* **Input for this task**
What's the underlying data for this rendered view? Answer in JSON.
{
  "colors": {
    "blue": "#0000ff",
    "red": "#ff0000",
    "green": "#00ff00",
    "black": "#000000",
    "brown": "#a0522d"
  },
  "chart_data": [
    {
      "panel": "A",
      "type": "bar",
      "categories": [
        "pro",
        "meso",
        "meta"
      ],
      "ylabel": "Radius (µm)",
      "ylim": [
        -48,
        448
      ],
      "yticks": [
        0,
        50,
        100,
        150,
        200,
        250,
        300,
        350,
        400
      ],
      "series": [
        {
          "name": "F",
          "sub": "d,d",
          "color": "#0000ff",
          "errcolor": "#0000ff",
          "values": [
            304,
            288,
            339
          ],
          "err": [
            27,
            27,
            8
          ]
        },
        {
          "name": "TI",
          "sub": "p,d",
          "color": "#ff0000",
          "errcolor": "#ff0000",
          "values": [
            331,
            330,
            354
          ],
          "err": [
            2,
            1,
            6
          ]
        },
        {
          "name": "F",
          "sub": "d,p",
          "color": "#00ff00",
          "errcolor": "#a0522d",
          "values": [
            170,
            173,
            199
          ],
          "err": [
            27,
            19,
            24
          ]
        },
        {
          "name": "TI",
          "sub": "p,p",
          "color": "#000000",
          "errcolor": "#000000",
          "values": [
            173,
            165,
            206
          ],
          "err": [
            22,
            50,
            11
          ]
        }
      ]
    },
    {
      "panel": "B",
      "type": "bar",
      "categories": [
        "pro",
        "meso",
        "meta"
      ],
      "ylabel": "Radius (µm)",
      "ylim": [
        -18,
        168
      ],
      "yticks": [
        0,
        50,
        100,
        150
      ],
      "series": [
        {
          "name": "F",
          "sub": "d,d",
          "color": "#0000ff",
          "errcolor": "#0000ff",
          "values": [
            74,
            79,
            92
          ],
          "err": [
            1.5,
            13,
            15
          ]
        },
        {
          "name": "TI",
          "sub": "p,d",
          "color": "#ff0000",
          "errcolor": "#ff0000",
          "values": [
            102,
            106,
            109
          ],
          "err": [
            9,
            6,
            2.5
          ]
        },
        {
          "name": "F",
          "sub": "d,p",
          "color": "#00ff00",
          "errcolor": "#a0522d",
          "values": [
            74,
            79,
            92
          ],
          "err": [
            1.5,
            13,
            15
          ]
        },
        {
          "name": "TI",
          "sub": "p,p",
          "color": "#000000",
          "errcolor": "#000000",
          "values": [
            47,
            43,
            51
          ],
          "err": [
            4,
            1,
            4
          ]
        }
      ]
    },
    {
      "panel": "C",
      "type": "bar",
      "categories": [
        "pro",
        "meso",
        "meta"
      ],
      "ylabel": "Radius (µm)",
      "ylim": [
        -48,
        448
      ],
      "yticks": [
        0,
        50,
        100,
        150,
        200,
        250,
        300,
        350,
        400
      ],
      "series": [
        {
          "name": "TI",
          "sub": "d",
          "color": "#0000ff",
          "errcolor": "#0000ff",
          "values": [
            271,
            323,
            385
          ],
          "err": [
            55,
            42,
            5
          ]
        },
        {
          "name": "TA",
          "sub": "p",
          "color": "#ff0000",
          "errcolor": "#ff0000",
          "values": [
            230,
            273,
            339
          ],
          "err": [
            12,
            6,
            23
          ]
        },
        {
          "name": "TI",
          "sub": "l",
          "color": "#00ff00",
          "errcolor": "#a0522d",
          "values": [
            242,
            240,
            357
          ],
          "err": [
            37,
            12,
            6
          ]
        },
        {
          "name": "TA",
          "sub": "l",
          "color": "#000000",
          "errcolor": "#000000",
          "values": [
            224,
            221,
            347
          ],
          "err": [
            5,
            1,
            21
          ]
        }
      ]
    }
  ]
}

* **Work required**
Repeat all of the entries exactly.

* **Response to the task**
What's the underlying data for this rendered view? Answer in JSON.
{
  "colors": {
    "blue": "#0000ff",
    "red": "#ff0000",
    "green": "#00ff00",
    "black": "#000000",
    "brown": "#a0522d"
  },
  "chart_data": [
    {
      "panel": "A",
      "type": "bar",
      "categories": [
        "pro",
        "meso",
        "meta"
      ],
      "ylabel": "Radius (µm)",
      "ylim": [
        -48,
        448
      ],
      "yticks": [
        0,
        50,
        100,
        150,
        200,
        250,
        300,
        350,
        400
      ],
      "series": [
        {
          "name": "F",
          "sub": "d,d",
          "color": "#0000ff",
          "errcolor": "#0000ff",
          "values": [
            304,
            288,
            339
          ],
          "err": [
            27,
            27,
            8
          ]
        },
        {
          "name": "TI",
          "sub": "p,d",
          "color": "#ff0000",
          "errcolor": "#ff0000",
          "values": [
            331,
            330,
            354
          ],
          "err": [
            2,
            1,
            6
          ]
        },
        {
          "name": "F",
          "sub": "d,p",
          "color": "#00ff00",
          "errcolor": "#a0522d",
          "values": [
            170,
            173,
            199
          ],
          "err": [
            27,
            19,
            24
          ]
        },
        {
          "name": "TI",
          "sub": "p,p",
          "color": "#000000",
          "errcolor": "#000000",
          "values": [
            173,
            165,
            206
          ],
          "err": [
            22,
            50,
            11
          ]
        }
      ]
    },
    {
      "panel": "B",
      "type": "bar",
      "categories": [
        "pro",
        "meso",
        "meta"
      ],
      "ylabel": "Radius (µm)",
      "ylim": [
        -18,
        168
      ],
      "yticks": [
        0,
        50,
        100,
        150
      ],
      "series": [
        {
          "name": "F",
          "sub": "d,d",
          "color": "#0000ff",
          "errcolor": "#0000ff",
          "values": [
            74,
            79,
            92
          ],
          "err": [
            1.5,
            13,
            15
          ]
        },
        {
          "name": "TI",
          "sub": "p,d",
          "color": "#ff0000",
          "errcolor": "#ff0000",
          "values": [
            102,
            106,
            109
          ],
          "err": [
            9,
            6,
            2.5
          ]
        },
        {
          "name": "F",
          "sub": "d,p",
          "color": "#00ff00",
          "errcolor": "#a0522d",
          "values": [
            74,
            79,
            92
          ],
          "err": [
            1.5,
            13,
            15
          ]
        },
        {
          "name": "TI",
          "sub": "p,p",
          "color": "#000000",
          "errcolor": "#000000",
          "values": [
            47,
            43,
            51
          ],
          "err": [
            4,
            1,
            4
          ]
        }
      ]
    },
    {
      "panel": "C",
      "type": "bar",
      "categories": [
        "pro",
        "meso",
        "meta"
      ],
      "ylabel": "Radius (µm)",
      "ylim": [
        -48,
        448
      ],
      "yticks": [
        0,
        50,
        100,
        150,
        200,
        250,
        300,
        350,
        400
      ],
      "series": [
        {
          "name": "TI",
          "sub": "d",
          "color": "#0000ff",
          "errcolor": "#0000ff",
          "values": [
            271,
            323,
            385
          ],
          "err": [
            55,
            42,
            5
          ]
        },
        {
          "name": "TA",
          "sub": "p",
          "color": "#ff0000",
          "errcolor": "#ff0000",
          "values": [
            230,
            273,
            339
          ],
          "err": [
            12,
            6,
            23
          ]
        },
        {
          "name": "TI",
          "sub": "l",
          "color": "#00ff00",
          "errcolor": "#a0522d",
          "values": [
            242,
            240,
            357
          ],
          "err": [
            37,
            12,
            6
          ]
        },
        {
          "name": "TA",
          "sub": "l",
          "color": "#000000",
          "errcolor": "#000000",
          "values": [
            224,
            221,
            347
          ],
          "err": [
            5,
            1,
            21
          ]
        }
      ]
    }
  ]
}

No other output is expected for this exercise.